===== Records shown =====

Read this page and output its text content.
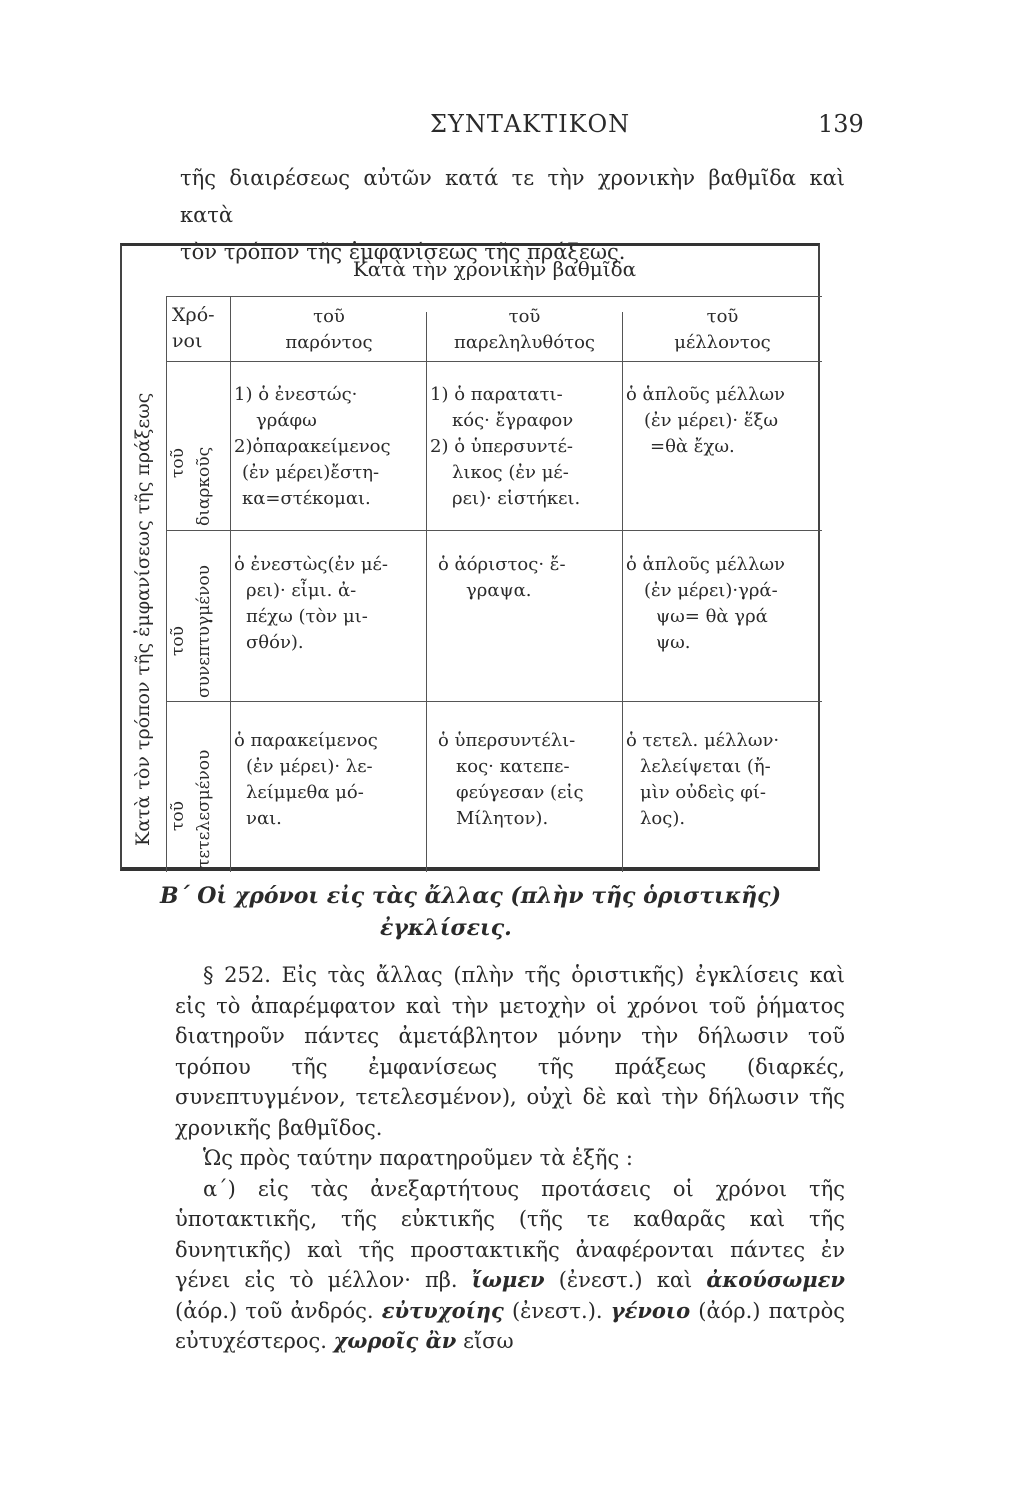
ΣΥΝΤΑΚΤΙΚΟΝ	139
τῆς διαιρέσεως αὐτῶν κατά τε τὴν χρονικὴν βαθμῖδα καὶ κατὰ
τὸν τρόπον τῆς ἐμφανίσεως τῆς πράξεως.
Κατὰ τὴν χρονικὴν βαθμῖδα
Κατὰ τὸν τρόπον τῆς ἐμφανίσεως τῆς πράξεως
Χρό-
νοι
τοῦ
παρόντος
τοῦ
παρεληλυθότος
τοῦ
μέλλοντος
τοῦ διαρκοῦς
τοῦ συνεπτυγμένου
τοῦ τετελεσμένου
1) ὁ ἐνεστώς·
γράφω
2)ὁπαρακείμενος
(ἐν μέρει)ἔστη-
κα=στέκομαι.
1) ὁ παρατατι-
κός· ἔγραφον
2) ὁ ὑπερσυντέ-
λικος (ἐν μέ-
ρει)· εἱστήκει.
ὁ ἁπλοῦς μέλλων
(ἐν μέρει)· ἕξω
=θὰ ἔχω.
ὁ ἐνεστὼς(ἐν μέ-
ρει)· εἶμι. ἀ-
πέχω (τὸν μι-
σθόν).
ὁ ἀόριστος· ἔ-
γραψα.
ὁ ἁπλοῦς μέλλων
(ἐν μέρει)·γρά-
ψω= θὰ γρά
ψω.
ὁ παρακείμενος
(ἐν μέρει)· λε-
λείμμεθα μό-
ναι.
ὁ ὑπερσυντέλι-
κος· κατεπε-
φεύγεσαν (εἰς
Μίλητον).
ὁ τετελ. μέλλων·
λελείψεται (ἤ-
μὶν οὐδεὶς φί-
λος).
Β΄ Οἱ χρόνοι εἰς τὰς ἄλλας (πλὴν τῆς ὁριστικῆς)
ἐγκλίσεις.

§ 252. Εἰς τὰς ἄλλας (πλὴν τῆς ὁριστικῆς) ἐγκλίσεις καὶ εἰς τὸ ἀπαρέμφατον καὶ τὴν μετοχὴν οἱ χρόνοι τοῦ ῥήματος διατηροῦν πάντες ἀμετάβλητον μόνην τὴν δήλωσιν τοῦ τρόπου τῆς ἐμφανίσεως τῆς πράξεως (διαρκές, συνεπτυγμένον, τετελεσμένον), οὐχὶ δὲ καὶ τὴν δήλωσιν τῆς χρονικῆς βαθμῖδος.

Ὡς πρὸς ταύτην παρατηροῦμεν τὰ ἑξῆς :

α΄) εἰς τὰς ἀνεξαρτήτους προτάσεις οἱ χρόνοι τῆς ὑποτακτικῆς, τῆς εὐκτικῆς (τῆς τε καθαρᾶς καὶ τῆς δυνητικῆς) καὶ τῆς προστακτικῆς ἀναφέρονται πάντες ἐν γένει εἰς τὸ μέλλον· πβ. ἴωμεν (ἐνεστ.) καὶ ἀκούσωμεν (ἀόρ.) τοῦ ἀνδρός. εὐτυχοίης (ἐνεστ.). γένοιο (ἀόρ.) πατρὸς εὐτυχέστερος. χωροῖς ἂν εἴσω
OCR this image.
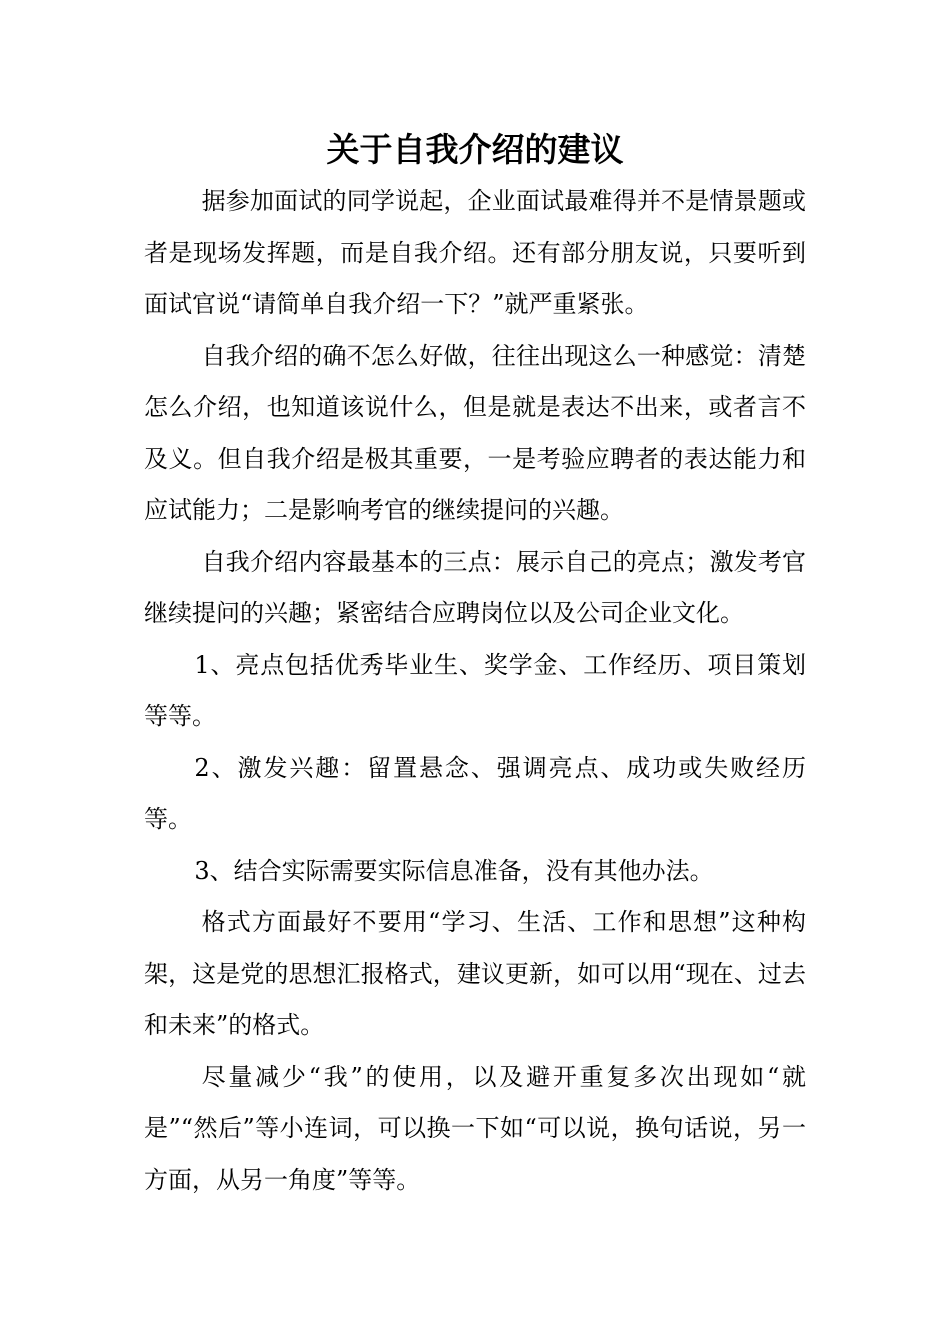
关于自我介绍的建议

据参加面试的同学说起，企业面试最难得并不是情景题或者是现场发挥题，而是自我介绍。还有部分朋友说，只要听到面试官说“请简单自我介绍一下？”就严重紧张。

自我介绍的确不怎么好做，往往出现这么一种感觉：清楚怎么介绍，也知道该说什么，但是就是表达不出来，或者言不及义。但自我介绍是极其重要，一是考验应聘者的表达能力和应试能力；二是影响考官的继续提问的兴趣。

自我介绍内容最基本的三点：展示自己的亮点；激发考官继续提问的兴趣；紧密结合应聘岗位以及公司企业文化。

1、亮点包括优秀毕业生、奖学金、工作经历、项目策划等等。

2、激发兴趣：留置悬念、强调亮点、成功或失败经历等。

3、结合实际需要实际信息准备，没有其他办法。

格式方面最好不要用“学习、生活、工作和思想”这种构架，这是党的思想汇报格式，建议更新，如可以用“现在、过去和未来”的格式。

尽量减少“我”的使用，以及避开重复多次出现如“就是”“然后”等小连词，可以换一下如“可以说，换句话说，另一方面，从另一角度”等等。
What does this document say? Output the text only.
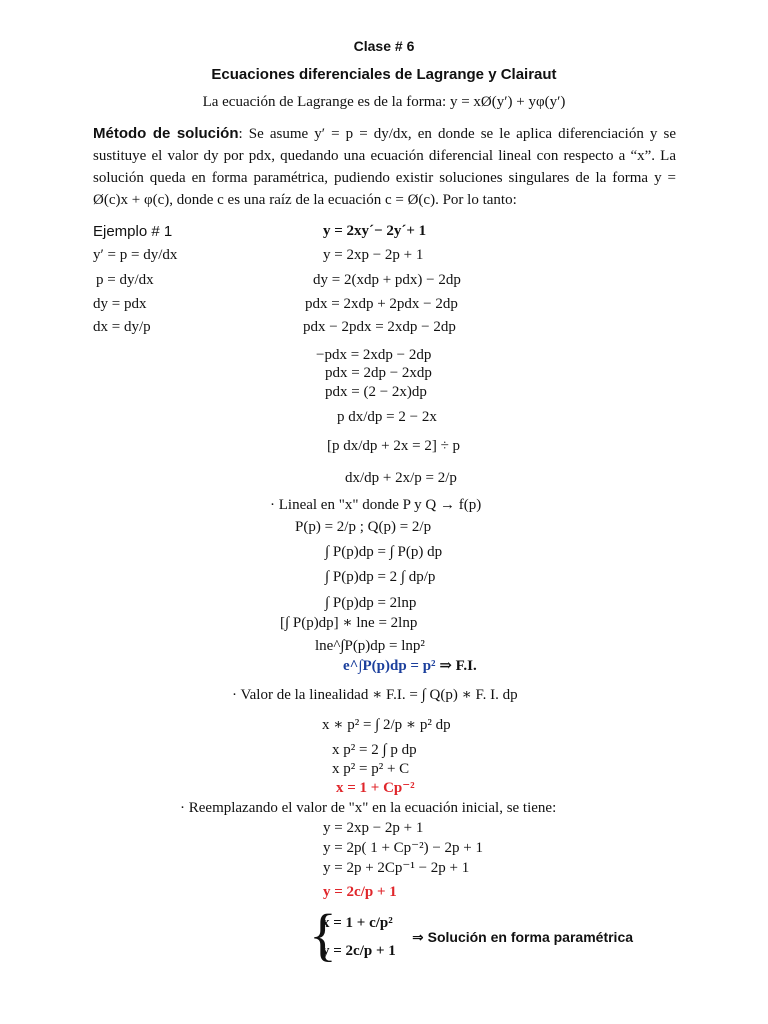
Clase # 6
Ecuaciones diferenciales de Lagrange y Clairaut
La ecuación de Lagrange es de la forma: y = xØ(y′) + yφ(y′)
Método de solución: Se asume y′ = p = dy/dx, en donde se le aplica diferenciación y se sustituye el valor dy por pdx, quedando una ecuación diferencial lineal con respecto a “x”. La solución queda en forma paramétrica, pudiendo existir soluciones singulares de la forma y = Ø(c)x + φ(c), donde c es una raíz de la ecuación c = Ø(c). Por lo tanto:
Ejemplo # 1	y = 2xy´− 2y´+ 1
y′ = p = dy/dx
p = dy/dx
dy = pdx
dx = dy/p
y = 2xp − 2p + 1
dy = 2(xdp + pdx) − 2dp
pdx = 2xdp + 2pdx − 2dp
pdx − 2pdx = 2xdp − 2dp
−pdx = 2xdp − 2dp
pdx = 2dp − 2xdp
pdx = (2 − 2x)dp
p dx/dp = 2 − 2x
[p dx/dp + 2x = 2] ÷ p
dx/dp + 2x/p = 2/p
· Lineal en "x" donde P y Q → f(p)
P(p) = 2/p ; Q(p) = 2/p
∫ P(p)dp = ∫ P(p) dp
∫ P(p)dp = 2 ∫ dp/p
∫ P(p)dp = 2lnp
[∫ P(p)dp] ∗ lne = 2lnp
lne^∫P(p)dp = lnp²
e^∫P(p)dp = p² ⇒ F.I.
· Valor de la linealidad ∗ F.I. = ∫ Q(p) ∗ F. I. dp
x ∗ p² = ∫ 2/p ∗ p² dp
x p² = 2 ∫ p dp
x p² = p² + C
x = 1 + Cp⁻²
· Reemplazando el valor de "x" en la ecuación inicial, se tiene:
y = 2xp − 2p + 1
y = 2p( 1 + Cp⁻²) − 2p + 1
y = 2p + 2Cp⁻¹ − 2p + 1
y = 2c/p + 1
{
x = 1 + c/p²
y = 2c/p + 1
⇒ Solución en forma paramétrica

=====

### Work instructions:
All of the material above needs to be restated exactly, with no pictures.

### Output below:
Read this page and output its text content.
ΣΥΝΤΑΚΤΙΚΟΝ	139
τῆς διαιρέσεως αὐτῶν κατά τε τὴν χρονικὴν βαθμῖδα καὶ κατὰ
τὸν τρόπον τῆς ἐμφανίσεως τῆς πράξεως.
Κατὰ τὴν χρονικὴν βαθμῖδα
Κατὰ τὸν τρόπον τῆς ἐμφανίσεως τῆς πράξεως
Χρό-
νοι
τοῦ
παρόντος
τοῦ
παρεληλυθότος
τοῦ
μέλλοντος
τοῦ διαρκοῦς
τοῦ συνεπτυγμένου
τοῦ τετελεσμένου
1) ὁ ἐνεστώς·
γράφω
2)ὁπαρακείμενος
(ἐν μέρει)ἔστη-
κα=στέκομαι.
1) ὁ παρατατι-
κός· ἔγραφον
2) ὁ ὑπερσυντέ-
λικος (ἐν μέ-
ρει)· εἱστήκει.
ὁ ἁπλοῦς μέλλων
(ἐν μέρει)· ἕξω
=θὰ ἔχω.
ὁ ἐνεστὼς(ἐν μέ-
ρει)· εἶμι. ἀ-
πέχω (τὸν μι-
σθόν).
ὁ ἀόριστος· ἔ-
γραψα.
ὁ ἁπλοῦς μέλλων
(ἐν μέρει)·γρά-
ψω= θὰ γρά
ψω.
ὁ παρακείμενος
(ἐν μέρει)· λε-
λείμμεθα μό-
ναι.
ὁ ὑπερσυντέλι-
κος· κατεπε-
φεύγεσαν (εἰς
Μίλητον).
ὁ τετελ. μέλλων·
λελείψεται (ἤ-
μὶν οὐδεὶς φί-
λος).
Β΄ Οἱ χρόνοι εἰς τὰς ἄλλας (πλὴν τῆς ὁριστικῆς)
ἐγκλίσεις.

§ 252. Εἰς τὰς ἄλλας (πλὴν τῆς ὁριστικῆς) ἐγκλίσεις καὶ εἰς τὸ ἀπαρέμφατον καὶ τὴν μετοχὴν οἱ χρόνοι τοῦ ῥήματος διατηροῦν πάντες ἀμετάβλητον μόνην τὴν δήλωσιν τοῦ τρόπου τῆς ἐμφανίσεως τῆς πράξεως (διαρκές, συνεπτυγμένον, τετελεσμένον), οὐχὶ δὲ καὶ τὴν δήλωσιν τῆς χρονικῆς βαθμῖδος.

Ὡς πρὸς ταύτην παρατηροῦμεν τὰ ἑξῆς :

α΄) εἰς τὰς ἀνεξαρτήτους προτάσεις οἱ χρόνοι τῆς ὑποτακτικῆς, τῆς εὐκτικῆς (τῆς τε καθαρᾶς καὶ τῆς δυνητικῆς) καὶ τῆς προστακτικῆς ἀναφέρονται πάντες ἐν γένει εἰς τὸ μέλλον· πβ. ἴωμεν (ἐνεστ.) καὶ ἀκούσωμεν (ἀόρ.) τοῦ ἀνδρός. εὐτυχοίης (ἐνεστ.). γένοιο (ἀόρ.) πατρὸς εὐτυχέστερος. χωροῖς ἂν εἴσω
OCR this image.
关于自我介绍的建议

据参加面试的同学说起，企业面试最难得并不是情景题或者是现场发挥题，而是自我介绍。还有部分朋友说，只要听到面试官说“请简单自我介绍一下？”就严重紧张。

自我介绍的确不怎么好做，往往出现这么一种感觉：清楚怎么介绍，也知道该说什么，但是就是表达不出来，或者言不及义。但自我介绍是极其重要，一是考验应聘者的表达能力和应试能力；二是影响考官的继续提问的兴趣。

自我介绍内容最基本的三点：展示自己的亮点；激发考官继续提问的兴趣；紧密结合应聘岗位以及公司企业文化。

1、亮点包括优秀毕业生、奖学金、工作经历、项目策划等等。

2、激发兴趣：留置悬念、强调亮点、成功或失败经历等。

3、结合实际需要实际信息准备，没有其他办法。

格式方面最好不要用“学习、生活、工作和思想”这种构架，这是党的思想汇报格式，建议更新，如可以用“现在、过去和未来”的格式。

尽量减少“我”的使用，以及避开重复多次出现如“就是”“然后”等小连词，可以换一下如“可以说，换句话说，另一方面，从另一角度”等等。
What does this document say? Output the text only.
Clase # 6
Ecuaciones diferenciales de Lagrange y Clairaut
La ecuación de Lagrange es de la forma: y = xØ(y′) + yφ(y′)
Método de solución: Se asume y′ = p = dy/dx, en donde se le aplica diferenciación y se sustituye el valor dy por pdx, quedando una ecuación diferencial lineal con respecto a “x”. La solución queda en forma paramétrica, pudiendo existir soluciones singulares de la forma y = Ø(c)x + φ(c), donde c es una raíz de la ecuación c = Ø(c). Por lo tanto:
Ejemplo # 1	y = 2xy´− 2y´+ 1
y′ = p = dy/dx
p = dy/dx
dy = pdx
dx = dy/p
y = 2xp − 2p + 1
dy = 2(xdp + pdx) − 2dp
pdx = 2xdp + 2pdx − 2dp
pdx − 2pdx = 2xdp − 2dp
−pdx = 2xdp − 2dp
pdx = 2dp − 2xdp
pdx = (2 − 2x)dp
p dx/dp = 2 − 2x
[p dx/dp + 2x = 2] ÷ p
dx/dp + 2x/p = 2/p
· Lineal en "x" donde P y Q → f(p)
P(p) = 2/p ; Q(p) = 2/p
∫ P(p)dp = ∫ P(p) dp
∫ P(p)dp = 2 ∫ dp/p
∫ P(p)dp = 2lnp
[∫ P(p)dp] ∗ lne = 2lnp
lne^∫P(p)dp = lnp²
e^∫P(p)dp = p² ⇒ F.I.
· Valor de la linealidad ∗ F.I. = ∫ Q(p) ∗ F. I. dp
x ∗ p² = ∫ 2/p ∗ p² dp
x p² = 2 ∫ p dp
x p² = p² + C
x = 1 + Cp⁻²
· Reemplazando el valor de "x" en la ecuación inicial, se tiene:
y = 2xp − 2p + 1
y = 2p( 1 + Cp⁻²) − 2p + 1
y = 2p + 2Cp⁻¹ − 2p + 1
y = 2c/p + 1
{
x = 1 + c/p²
y = 2c/p + 1
⇒ Solución en forma paramétrica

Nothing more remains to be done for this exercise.